The listing must be reproduced in full, exactly as it stands.

» **Input data**:
------------------------
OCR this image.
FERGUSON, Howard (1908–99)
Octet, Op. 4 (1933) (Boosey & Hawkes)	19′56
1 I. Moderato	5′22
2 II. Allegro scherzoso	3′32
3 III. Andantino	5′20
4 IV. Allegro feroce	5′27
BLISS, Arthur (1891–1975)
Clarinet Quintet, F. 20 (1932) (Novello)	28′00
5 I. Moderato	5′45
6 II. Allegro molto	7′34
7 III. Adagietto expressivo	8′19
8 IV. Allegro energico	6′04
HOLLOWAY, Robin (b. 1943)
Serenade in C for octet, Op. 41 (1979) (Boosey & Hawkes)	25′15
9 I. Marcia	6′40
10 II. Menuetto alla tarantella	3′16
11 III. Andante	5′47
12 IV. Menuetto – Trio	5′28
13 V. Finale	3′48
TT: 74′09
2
------------------------
» **The response**:
OCR this image.
FERGUSON, Howard (1908–99)
Octet, Op. 4 (1933) (Boosey & Hawkes)	19′56
1 I. Moderato	5′22
2 II. Allegro scherzoso	3′32
3 III. Andantino	5′20
4 IV. Allegro feroce	5′27
BLISS, Arthur (1891–1975)
Clarinet Quintet, F. 20 (1932) (Novello)	28′00
5 I. Moderato	5′45
6 II. Allegro molto	7′34
7 III. Adagietto expressivo	8′19
8 IV. Allegro energico	6′04
HOLLOWAY, Robin (b. 1943)
Serenade in C for octet, Op. 41 (1979) (Boosey & Hawkes)	25′15
9 I. Marcia	6′40
10 II. Menuetto alla tarantella	3′16
11 III. Andante	5′47
12 IV. Menuetto – Trio	5′28
13 V. Finale	3′48
TT: 74′09
2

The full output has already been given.